— START OF DATASET RECORDS —

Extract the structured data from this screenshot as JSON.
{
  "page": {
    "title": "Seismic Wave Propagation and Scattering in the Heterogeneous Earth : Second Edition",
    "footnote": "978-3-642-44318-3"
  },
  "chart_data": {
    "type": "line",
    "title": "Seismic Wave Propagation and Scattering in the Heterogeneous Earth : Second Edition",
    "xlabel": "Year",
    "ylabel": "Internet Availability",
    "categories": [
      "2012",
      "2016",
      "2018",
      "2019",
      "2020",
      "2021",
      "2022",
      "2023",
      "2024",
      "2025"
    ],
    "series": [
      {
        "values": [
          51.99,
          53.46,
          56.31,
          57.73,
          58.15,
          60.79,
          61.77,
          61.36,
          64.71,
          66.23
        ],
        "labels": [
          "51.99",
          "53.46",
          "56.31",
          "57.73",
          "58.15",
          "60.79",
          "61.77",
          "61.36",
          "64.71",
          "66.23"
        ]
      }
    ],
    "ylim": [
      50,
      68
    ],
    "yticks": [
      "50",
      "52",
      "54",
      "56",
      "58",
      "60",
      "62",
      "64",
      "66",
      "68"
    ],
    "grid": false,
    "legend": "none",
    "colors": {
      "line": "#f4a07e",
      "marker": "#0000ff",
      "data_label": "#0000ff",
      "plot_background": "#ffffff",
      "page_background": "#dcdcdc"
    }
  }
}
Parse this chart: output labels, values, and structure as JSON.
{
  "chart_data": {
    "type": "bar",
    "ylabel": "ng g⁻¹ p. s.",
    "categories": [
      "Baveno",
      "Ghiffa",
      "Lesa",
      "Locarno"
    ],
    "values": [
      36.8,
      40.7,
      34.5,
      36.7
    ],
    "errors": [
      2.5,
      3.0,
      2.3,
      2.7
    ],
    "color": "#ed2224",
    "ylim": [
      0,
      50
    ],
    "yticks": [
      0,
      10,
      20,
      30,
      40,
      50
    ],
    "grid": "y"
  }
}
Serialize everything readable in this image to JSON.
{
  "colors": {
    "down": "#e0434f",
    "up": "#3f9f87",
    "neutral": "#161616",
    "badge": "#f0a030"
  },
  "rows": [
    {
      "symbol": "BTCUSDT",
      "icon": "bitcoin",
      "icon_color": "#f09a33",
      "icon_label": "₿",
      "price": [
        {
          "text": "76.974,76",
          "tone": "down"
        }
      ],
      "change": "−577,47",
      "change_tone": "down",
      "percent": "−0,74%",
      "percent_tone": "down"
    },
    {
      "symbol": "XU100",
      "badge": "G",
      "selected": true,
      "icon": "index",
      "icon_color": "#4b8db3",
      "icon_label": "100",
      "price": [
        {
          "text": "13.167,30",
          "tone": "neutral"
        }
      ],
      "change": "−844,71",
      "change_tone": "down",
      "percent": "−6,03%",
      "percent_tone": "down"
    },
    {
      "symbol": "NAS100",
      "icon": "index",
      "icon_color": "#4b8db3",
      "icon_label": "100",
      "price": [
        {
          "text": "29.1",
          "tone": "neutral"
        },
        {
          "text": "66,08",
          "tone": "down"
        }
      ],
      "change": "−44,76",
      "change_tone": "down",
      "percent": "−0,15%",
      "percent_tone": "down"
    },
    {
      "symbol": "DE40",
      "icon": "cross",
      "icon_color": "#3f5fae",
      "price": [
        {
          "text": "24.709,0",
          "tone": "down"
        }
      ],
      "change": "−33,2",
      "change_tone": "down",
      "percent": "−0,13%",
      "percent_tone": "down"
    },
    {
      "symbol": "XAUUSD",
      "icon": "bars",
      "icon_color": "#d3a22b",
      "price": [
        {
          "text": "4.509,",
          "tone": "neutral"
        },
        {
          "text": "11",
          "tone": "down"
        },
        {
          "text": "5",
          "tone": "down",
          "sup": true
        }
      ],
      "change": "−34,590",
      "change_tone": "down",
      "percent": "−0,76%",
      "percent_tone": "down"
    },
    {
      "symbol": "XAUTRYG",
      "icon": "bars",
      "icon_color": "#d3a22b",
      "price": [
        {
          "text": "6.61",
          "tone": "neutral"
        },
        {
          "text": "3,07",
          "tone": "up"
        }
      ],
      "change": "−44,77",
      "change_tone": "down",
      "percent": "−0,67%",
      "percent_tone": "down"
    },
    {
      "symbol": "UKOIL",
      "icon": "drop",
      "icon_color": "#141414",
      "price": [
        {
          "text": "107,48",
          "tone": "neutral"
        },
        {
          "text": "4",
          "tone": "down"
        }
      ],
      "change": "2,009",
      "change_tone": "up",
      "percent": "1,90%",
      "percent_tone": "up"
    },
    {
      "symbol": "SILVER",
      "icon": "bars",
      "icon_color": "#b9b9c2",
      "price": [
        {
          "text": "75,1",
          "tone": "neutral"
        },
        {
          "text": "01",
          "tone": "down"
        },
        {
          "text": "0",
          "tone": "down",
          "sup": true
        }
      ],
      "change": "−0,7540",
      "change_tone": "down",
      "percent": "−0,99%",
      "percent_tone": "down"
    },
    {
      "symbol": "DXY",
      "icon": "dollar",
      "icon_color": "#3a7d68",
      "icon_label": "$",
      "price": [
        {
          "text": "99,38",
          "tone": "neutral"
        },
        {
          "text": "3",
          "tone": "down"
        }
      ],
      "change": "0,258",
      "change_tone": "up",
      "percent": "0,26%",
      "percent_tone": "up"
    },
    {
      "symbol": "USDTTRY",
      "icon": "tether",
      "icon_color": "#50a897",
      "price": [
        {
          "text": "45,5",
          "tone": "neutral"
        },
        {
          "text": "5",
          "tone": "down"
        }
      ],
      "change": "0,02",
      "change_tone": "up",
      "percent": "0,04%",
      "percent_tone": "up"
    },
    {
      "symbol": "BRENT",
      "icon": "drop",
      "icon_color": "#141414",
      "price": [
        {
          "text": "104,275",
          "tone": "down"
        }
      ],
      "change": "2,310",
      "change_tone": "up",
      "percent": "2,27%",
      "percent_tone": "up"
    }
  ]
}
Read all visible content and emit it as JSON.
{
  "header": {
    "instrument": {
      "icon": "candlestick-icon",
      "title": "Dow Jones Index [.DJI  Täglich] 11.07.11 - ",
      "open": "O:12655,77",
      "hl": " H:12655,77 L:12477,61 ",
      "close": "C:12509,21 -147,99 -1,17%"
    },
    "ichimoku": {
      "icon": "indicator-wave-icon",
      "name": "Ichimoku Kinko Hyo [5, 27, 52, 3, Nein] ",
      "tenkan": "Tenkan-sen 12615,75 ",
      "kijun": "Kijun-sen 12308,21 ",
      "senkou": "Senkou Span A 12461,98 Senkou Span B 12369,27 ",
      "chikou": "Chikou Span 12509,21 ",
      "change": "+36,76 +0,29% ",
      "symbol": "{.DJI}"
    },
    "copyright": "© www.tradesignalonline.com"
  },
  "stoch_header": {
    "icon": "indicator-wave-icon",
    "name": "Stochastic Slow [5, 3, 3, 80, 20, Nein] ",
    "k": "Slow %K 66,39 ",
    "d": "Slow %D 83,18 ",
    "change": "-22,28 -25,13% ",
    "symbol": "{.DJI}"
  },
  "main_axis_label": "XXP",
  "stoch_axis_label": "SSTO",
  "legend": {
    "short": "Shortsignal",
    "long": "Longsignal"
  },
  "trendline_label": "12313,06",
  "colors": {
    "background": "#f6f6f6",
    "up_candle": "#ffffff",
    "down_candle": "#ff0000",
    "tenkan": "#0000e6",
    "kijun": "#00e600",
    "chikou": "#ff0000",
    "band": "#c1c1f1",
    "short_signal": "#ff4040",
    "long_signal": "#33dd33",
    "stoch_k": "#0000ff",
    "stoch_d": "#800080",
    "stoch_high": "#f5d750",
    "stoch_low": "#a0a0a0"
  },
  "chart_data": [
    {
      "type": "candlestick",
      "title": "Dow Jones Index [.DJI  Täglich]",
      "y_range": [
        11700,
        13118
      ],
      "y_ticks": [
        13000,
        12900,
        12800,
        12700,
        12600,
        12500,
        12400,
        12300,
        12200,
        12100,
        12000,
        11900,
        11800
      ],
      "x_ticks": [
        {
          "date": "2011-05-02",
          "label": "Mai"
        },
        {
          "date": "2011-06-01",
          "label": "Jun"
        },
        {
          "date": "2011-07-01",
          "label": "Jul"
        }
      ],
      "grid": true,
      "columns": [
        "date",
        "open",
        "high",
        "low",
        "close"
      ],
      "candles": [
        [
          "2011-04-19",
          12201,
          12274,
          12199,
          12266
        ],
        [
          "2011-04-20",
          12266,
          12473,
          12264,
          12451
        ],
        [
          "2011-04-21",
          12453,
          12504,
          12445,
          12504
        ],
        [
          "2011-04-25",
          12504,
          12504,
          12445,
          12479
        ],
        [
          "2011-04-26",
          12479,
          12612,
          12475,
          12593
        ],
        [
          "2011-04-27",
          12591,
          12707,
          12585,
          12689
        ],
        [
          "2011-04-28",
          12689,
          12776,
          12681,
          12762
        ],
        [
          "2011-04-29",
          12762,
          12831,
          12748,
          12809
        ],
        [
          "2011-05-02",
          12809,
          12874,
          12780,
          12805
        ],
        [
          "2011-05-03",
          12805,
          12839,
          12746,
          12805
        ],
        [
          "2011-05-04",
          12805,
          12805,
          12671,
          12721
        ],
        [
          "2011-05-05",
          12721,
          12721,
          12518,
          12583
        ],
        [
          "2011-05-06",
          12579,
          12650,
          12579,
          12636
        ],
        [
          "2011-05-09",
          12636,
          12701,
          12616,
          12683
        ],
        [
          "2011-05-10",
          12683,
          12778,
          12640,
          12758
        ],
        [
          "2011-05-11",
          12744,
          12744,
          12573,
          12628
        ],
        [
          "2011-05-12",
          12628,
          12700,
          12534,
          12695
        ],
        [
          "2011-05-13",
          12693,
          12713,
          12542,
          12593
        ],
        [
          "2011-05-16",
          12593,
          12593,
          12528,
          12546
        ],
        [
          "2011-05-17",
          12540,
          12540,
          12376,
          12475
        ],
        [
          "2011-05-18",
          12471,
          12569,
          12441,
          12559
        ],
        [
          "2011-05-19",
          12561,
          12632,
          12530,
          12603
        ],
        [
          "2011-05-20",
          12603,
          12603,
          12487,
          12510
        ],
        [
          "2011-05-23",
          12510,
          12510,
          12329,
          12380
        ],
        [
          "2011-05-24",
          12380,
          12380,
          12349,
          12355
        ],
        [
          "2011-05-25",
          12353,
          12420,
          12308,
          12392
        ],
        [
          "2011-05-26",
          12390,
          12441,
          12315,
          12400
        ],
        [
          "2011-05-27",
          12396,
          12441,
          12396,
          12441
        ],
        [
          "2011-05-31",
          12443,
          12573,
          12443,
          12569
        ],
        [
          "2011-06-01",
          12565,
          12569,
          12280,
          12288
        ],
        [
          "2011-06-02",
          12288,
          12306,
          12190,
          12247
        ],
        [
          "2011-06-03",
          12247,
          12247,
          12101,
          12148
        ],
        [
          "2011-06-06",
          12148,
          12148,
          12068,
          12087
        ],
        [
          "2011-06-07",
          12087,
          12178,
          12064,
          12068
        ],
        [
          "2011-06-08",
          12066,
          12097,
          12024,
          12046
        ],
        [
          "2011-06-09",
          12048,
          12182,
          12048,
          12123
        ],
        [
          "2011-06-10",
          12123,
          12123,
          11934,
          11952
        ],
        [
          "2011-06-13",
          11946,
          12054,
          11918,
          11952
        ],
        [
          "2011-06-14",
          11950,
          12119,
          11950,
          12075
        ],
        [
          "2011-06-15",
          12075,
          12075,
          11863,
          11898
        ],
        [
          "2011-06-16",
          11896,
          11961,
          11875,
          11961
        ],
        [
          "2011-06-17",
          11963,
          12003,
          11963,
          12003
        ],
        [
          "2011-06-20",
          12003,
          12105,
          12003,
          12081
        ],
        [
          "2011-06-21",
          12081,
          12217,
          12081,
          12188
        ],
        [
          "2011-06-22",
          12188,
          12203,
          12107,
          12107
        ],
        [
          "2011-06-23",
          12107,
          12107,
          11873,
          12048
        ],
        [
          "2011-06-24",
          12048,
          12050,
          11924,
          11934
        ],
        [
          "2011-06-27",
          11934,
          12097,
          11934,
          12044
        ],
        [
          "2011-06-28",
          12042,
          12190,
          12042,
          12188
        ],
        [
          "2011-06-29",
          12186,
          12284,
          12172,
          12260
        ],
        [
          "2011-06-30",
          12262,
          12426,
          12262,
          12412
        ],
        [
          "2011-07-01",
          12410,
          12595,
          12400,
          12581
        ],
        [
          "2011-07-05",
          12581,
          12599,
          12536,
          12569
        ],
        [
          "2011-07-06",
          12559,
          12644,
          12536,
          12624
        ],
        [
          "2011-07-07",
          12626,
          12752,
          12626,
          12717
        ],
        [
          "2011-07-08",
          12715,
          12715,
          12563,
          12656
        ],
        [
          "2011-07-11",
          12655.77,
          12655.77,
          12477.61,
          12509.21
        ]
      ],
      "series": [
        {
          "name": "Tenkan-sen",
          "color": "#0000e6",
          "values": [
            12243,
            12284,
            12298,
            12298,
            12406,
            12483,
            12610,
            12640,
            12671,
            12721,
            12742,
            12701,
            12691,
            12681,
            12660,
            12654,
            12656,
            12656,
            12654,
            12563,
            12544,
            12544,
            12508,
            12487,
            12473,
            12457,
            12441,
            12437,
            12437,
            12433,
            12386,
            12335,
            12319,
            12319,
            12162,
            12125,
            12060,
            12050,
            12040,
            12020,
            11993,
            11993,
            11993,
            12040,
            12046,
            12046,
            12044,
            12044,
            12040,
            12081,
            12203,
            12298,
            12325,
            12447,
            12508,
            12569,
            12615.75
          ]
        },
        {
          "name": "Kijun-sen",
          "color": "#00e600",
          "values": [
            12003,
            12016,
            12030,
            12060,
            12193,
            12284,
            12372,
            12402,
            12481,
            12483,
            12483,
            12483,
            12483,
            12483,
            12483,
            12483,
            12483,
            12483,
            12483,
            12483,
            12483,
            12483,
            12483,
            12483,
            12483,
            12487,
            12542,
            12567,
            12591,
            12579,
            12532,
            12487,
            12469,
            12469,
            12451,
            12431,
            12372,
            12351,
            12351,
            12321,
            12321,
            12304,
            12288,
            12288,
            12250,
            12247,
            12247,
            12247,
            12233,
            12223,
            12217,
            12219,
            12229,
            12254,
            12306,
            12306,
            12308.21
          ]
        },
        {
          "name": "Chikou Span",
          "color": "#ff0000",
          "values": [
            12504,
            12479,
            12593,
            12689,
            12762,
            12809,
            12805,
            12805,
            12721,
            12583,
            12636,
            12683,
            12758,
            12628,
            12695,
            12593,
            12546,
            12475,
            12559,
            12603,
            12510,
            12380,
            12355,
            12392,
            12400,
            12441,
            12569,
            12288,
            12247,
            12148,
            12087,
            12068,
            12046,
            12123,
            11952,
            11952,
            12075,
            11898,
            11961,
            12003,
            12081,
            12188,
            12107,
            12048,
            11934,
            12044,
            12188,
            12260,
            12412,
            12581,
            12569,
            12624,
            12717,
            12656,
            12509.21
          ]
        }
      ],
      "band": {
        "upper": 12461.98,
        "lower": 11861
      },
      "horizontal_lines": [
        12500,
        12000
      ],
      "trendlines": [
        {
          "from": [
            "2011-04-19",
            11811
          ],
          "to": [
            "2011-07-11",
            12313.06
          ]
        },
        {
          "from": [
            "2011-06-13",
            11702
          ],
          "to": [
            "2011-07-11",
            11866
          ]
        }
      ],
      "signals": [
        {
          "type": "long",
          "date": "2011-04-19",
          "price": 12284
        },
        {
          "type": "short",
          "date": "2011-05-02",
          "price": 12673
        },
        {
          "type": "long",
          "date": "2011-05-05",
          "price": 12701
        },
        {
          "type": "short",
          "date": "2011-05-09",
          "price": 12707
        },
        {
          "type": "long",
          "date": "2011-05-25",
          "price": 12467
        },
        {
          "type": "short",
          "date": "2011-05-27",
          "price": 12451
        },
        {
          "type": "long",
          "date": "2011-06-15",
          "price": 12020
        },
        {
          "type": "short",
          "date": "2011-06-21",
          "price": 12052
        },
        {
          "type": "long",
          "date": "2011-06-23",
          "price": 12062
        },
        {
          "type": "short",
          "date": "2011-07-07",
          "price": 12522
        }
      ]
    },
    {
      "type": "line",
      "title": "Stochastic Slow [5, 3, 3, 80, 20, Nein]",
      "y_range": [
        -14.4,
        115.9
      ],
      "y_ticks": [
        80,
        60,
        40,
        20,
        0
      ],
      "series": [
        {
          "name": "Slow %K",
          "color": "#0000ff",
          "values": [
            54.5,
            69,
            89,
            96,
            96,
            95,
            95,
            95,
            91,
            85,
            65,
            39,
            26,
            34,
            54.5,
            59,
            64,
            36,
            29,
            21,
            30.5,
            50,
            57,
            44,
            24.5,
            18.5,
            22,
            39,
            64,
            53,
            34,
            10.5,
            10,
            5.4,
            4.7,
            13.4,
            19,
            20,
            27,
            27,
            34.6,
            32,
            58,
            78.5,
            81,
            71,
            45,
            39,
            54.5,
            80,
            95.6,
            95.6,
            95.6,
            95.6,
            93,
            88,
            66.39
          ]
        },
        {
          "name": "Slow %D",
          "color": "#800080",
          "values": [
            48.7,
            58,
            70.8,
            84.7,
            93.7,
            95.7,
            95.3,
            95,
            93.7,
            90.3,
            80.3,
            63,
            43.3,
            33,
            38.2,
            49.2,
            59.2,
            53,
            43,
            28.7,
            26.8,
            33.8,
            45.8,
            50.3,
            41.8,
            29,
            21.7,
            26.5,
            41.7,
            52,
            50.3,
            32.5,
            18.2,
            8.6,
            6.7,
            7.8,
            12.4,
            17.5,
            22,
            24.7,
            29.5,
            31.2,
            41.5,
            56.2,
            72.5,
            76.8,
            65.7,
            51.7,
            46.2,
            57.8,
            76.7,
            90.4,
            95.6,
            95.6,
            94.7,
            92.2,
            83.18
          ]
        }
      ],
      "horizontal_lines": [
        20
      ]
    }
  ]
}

— END OF DATASET RECORDS —

### SET EXERCISE
Every line in the data that holds "labels" should be copied out.

### EXERCISE SOLUTION
        "labels": [
Parse this chart: output labels, values, and structure as JSON.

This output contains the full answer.